** BEGIN Dataset content **

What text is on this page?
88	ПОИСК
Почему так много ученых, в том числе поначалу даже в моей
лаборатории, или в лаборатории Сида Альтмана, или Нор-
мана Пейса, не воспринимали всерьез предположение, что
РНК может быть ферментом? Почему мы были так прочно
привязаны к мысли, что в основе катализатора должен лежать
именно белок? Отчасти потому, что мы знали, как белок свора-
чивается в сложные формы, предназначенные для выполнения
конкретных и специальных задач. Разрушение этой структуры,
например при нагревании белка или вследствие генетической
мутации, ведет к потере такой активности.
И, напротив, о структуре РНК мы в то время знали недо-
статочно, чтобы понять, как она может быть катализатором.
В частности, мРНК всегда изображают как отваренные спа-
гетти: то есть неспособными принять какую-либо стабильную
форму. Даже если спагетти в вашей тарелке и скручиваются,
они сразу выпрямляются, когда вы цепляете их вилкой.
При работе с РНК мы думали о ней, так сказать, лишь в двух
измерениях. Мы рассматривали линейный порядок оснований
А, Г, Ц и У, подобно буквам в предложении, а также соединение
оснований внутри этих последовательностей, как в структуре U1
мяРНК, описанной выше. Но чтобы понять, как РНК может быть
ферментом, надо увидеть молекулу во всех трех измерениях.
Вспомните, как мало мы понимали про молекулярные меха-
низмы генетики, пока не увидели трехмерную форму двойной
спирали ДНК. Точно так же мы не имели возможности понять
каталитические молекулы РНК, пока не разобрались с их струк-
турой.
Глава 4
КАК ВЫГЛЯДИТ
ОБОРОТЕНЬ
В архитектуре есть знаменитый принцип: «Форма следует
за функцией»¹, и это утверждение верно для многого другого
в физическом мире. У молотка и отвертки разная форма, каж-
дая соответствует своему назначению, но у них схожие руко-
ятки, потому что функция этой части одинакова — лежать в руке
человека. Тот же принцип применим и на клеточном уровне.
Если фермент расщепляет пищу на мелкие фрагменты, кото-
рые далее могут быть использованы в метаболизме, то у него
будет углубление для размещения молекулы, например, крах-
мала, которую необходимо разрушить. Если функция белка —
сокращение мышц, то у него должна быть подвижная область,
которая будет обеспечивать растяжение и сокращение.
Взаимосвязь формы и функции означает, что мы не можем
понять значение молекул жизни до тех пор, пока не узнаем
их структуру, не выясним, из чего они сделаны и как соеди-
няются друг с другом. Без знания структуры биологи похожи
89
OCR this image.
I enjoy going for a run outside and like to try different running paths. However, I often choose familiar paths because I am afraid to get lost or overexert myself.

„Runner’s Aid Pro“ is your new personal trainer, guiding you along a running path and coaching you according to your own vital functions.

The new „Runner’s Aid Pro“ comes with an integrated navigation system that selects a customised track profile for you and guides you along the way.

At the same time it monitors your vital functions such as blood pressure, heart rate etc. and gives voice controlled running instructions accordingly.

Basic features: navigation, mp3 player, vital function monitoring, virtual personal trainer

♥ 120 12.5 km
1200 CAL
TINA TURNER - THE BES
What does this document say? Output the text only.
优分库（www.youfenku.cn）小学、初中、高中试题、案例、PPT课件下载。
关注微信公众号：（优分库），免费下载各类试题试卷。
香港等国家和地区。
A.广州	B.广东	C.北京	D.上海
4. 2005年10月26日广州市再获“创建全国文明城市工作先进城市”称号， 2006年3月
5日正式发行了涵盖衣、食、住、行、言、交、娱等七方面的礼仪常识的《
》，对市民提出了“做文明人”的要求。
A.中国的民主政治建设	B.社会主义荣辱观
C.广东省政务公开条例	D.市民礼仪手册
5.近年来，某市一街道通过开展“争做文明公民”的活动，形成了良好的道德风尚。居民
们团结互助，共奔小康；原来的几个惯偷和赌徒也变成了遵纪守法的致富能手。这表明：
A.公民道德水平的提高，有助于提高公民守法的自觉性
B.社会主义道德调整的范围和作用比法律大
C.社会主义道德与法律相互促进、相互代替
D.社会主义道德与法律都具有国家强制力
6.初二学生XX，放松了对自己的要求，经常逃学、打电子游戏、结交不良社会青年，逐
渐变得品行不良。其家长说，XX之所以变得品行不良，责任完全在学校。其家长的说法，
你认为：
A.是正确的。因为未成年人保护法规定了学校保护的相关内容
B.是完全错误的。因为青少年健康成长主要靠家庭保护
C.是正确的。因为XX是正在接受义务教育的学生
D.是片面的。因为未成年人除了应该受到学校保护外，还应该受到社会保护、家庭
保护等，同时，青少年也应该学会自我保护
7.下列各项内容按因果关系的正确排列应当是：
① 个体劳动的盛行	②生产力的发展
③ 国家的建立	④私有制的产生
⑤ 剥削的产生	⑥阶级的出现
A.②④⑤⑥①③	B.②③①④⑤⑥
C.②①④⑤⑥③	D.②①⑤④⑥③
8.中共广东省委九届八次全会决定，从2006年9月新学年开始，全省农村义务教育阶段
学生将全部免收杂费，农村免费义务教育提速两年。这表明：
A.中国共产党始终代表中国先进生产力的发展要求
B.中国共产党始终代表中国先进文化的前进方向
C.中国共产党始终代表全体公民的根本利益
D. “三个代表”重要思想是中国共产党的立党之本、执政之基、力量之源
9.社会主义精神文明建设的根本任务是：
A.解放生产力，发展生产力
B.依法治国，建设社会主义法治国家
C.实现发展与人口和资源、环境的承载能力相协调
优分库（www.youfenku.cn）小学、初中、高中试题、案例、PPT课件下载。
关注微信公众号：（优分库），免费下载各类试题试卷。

** END Dataset content **

● Stated task
Reproduce all the data word for word.

● Written solution
What text is on this page?
88	ПОИСК
Почему так много ученых, в том числе поначалу даже в моей
лаборатории, или в лаборатории Сида Альтмана, или Нор-
мана Пейса, не воспринимали всерьез предположение, что
РНК может быть ферментом? Почему мы были так прочно
привязаны к мысли, что в основе катализатора должен лежать
именно белок? Отчасти потому, что мы знали, как белок свора-
чивается в сложные формы, предназначенные для выполнения
конкретных и специальных задач. Разрушение этой структуры,
например при нагревании белка или вследствие генетической
мутации, ведет к потере такой активности.
И, напротив, о структуре РНК мы в то время знали недо-
статочно, чтобы понять, как она может быть катализатором.
В частности, мРНК всегда изображают как отваренные спа-
гетти: то есть неспособными принять какую-либо стабильную
форму. Даже если спагетти в вашей тарелке и скручиваются,
они сразу выпрямляются, когда вы цепляете их вилкой.
При работе с РНК мы думали о ней, так сказать, лишь в двух
измерениях. Мы рассматривали линейный порядок оснований
А, Г, Ц и У, подобно буквам в предложении, а также соединение
оснований внутри этих последовательностей, как в структуре U1
мяРНК, описанной выше. Но чтобы понять, как РНК может быть
ферментом, надо увидеть молекулу во всех трех измерениях.
Вспомните, как мало мы понимали про молекулярные меха-
низмы генетики, пока не увидели трехмерную форму двойной
спирали ДНК. Точно так же мы не имели возможности понять
каталитические молекулы РНК, пока не разобрались с их струк-
турой.
Глава 4
КАК ВЫГЛЯДИТ
ОБОРОТЕНЬ
В архитектуре есть знаменитый принцип: «Форма следует
за функцией»¹, и это утверждение верно для многого другого
в физическом мире. У молотка и отвертки разная форма, каж-
дая соответствует своему назначению, но у них схожие руко-
ятки, потому что функция этой части одинакова — лежать в руке
человека. Тот же принцип применим и на клеточном уровне.
Если фермент расщепляет пищу на мелкие фрагменты, кото-
рые далее могут быть использованы в метаболизме, то у него
будет углубление для размещения молекулы, например, крах-
мала, которую необходимо разрушить. Если функция белка —
сокращение мышц, то у него должна быть подвижная область,
которая будет обеспечивать растяжение и сокращение.
Взаимосвязь формы и функции означает, что мы не можем
понять значение молекул жизни до тех пор, пока не узнаем
их структуру, не выясним, из чего они сделаны и как соеди-
няются друг с другом. Без знания структуры биологи похожи
89
OCR this image.
I enjoy going for a run outside and like to try different running paths. However, I often choose familiar paths because I am afraid to get lost or overexert myself.

„Runner’s Aid Pro“ is your new personal trainer, guiding you along a running path and coaching you according to your own vital functions.

The new „Runner’s Aid Pro“ comes with an integrated navigation system that selects a customised track profile for you and guides you along the way.

At the same time it monitors your vital functions such as blood pressure, heart rate etc. and gives voice controlled running instructions accordingly.

Basic features: navigation, mp3 player, vital function monitoring, virtual personal trainer

♥ 120 12.5 km
1200 CAL
TINA TURNER - THE BES
What does this document say? Output the text only.
优分库（www.youfenku.cn）小学、初中、高中试题、案例、PPT课件下载。
关注微信公众号：（优分库），免费下载各类试题试卷。
香港等国家和地区。
A.广州	B.广东	C.北京	D.上海
4. 2005年10月26日广州市再获“创建全国文明城市工作先进城市”称号， 2006年3月
5日正式发行了涵盖衣、食、住、行、言、交、娱等七方面的礼仪常识的《
》，对市民提出了“做文明人”的要求。
A.中国的民主政治建设	B.社会主义荣辱观
C.广东省政务公开条例	D.市民礼仪手册
5.近年来，某市一街道通过开展“争做文明公民”的活动，形成了良好的道德风尚。居民
们团结互助，共奔小康；原来的几个惯偷和赌徒也变成了遵纪守法的致富能手。这表明：
A.公民道德水平的提高，有助于提高公民守法的自觉性
B.社会主义道德调整的范围和作用比法律大
C.社会主义道德与法律相互促进、相互代替
D.社会主义道德与法律都具有国家强制力
6.初二学生XX，放松了对自己的要求，经常逃学、打电子游戏、结交不良社会青年，逐
渐变得品行不良。其家长说，XX之所以变得品行不良，责任完全在学校。其家长的说法，
你认为：
A.是正确的。因为未成年人保护法规定了学校保护的相关内容
B.是完全错误的。因为青少年健康成长主要靠家庭保护
C.是正确的。因为XX是正在接受义务教育的学生
D.是片面的。因为未成年人除了应该受到学校保护外，还应该受到社会保护、家庭
保护等，同时，青少年也应该学会自我保护
7.下列各项内容按因果关系的正确排列应当是：
① 个体劳动的盛行	②生产力的发展
③ 国家的建立	④私有制的产生
⑤ 剥削的产生	⑥阶级的出现
A.②④⑤⑥①③	B.②③①④⑤⑥
C.②①④⑤⑥③	D.②①⑤④⑥③
8.中共广东省委九届八次全会决定，从2006年9月新学年开始，全省农村义务教育阶段
学生将全部免收杂费，农村免费义务教育提速两年。这表明：
A.中国共产党始终代表中国先进生产力的发展要求
B.中国共产党始终代表中国先进文化的前进方向
C.中国共产党始终代表全体公民的根本利益
D. “三个代表”重要思想是中国共产党的立党之本、执政之基、力量之源
9.社会主义精神文明建设的根本任务是：
A.解放生产力，发展生产力
B.依法治国，建设社会主义法治国家
C.实现发展与人口和资源、环境的承载能力相协调
优分库（www.youfenku.cn）小学、初中、高中试题、案例、PPT课件下载。
关注微信公众号：（优分库），免费下载各类试题试卷。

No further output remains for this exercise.